Problem details >>
Using the data below, copy every line that contains the word "wnęki".

————————

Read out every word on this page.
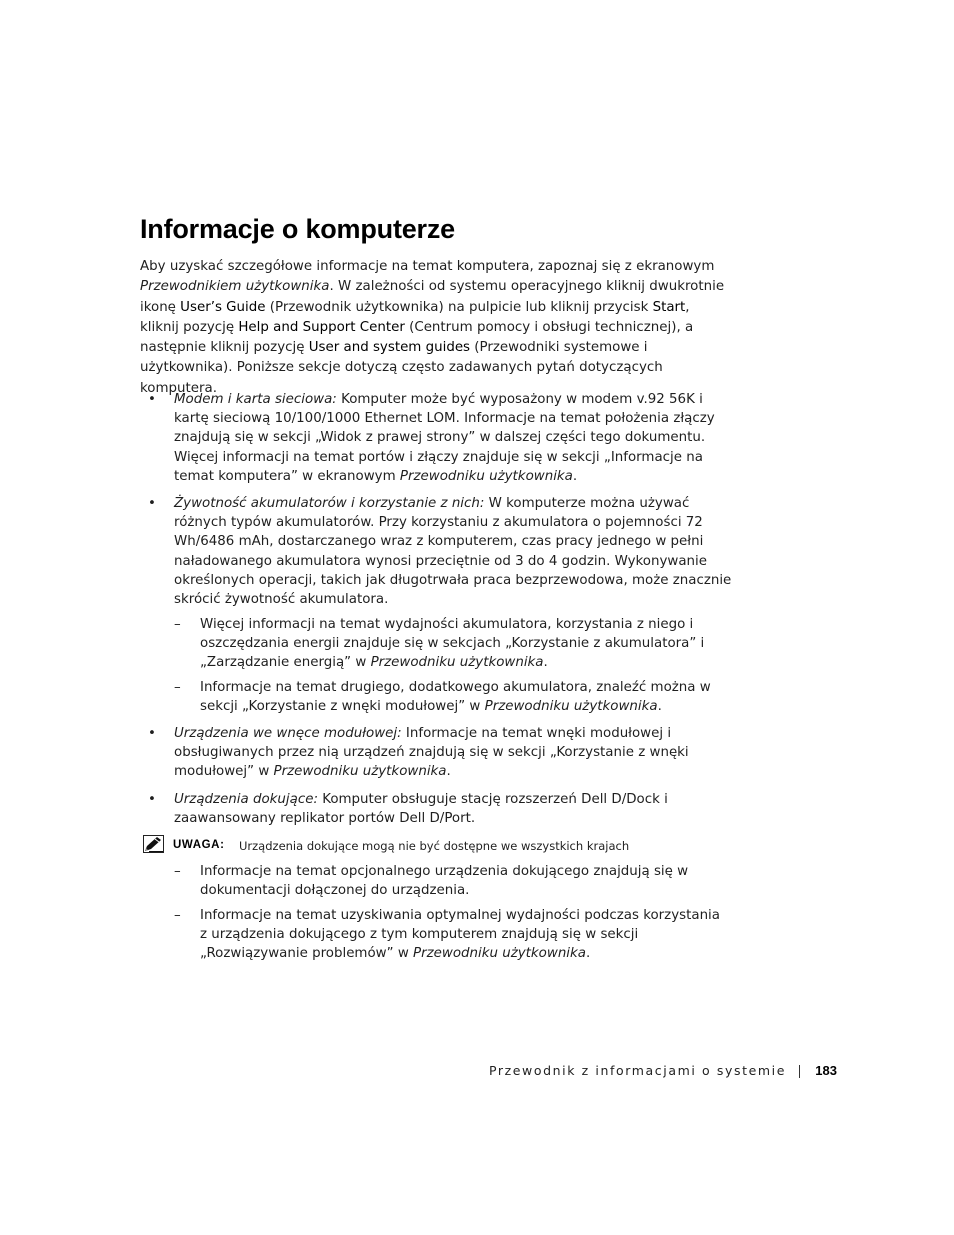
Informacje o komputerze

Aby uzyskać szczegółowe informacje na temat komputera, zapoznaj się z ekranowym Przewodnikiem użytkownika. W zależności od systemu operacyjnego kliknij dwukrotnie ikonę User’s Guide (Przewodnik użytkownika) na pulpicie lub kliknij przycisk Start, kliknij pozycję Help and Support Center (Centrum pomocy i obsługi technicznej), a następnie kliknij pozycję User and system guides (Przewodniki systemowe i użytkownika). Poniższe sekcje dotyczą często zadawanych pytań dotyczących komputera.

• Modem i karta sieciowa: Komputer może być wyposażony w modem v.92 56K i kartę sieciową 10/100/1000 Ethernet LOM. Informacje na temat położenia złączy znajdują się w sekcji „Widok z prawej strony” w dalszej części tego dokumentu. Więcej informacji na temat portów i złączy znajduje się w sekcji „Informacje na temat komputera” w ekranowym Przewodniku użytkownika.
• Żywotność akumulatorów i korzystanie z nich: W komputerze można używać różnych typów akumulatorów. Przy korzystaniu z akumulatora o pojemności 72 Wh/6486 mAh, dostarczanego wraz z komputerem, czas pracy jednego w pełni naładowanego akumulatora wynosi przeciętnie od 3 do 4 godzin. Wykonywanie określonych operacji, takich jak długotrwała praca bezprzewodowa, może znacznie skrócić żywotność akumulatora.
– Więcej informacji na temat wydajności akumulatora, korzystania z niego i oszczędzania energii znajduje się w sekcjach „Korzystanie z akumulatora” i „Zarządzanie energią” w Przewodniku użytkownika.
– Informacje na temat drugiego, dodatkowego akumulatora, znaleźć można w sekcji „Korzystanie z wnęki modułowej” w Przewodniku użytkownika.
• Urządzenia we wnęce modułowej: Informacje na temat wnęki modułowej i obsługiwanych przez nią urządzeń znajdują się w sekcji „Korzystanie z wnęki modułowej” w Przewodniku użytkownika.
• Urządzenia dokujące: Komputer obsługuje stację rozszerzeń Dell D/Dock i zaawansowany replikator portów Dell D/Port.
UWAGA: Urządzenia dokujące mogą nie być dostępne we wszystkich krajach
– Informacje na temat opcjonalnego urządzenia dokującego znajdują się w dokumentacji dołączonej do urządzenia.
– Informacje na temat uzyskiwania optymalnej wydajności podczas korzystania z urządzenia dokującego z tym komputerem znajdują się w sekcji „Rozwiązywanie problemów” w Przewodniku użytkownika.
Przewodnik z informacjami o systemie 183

————————

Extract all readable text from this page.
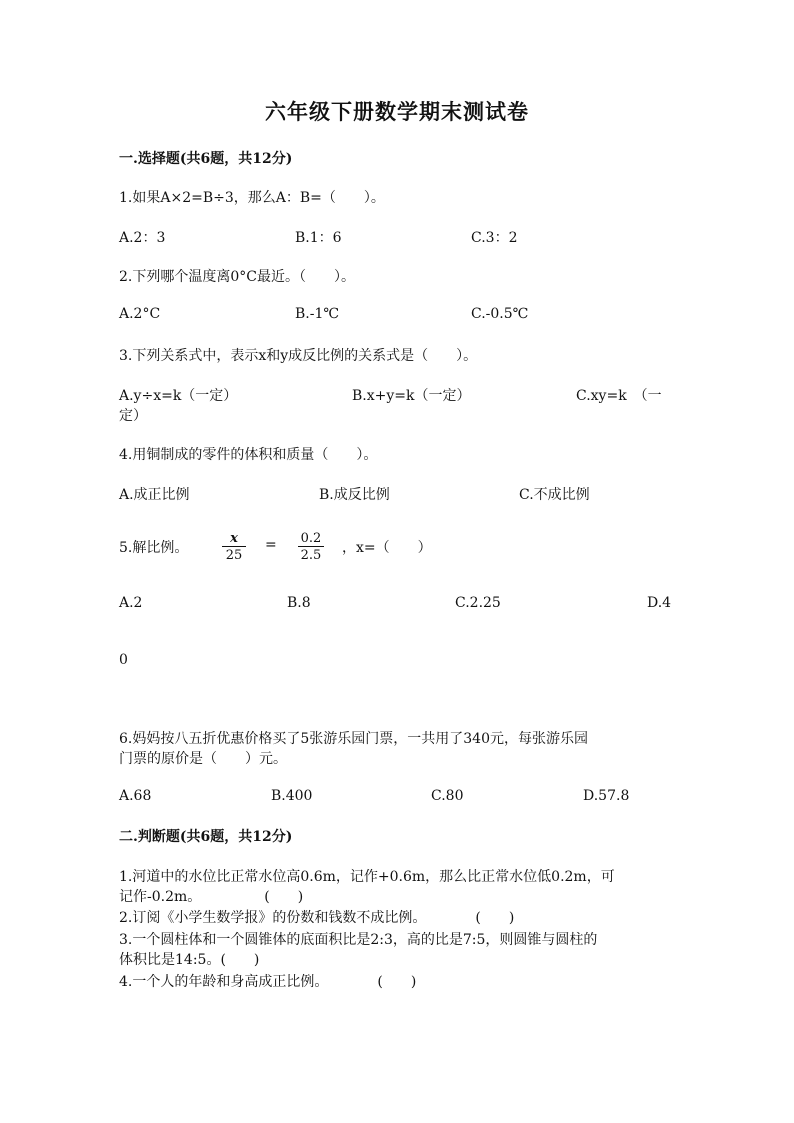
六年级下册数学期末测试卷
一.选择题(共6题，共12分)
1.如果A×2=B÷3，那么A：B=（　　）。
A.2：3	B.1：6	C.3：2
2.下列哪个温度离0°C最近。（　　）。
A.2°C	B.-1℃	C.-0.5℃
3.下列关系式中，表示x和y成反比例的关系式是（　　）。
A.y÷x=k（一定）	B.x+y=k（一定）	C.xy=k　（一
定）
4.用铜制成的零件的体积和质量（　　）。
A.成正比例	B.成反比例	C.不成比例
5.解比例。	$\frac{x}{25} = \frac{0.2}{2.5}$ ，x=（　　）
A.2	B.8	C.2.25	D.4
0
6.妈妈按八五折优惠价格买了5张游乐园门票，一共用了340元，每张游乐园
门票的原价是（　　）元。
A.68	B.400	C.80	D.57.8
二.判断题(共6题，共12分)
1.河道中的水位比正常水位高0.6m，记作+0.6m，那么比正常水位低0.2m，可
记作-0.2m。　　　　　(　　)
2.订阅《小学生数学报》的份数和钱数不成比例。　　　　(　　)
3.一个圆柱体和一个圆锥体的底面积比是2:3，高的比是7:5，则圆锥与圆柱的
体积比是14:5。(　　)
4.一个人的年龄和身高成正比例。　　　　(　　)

————————

Final result >>
– Informacje na temat drugiego, dodatkowego akumulatora, znaleźć można w sekcji „Korzystanie z wnęki modułowej” w Przewodniku użytkownika.
• Urządzenia we wnęce modułowej: Informacje na temat wnęki modułowej i obsługiwanych przez nią urządzeń znajdują się w sekcji „Korzystanie z wnęki modułowej” w Przewodniku użytkownika.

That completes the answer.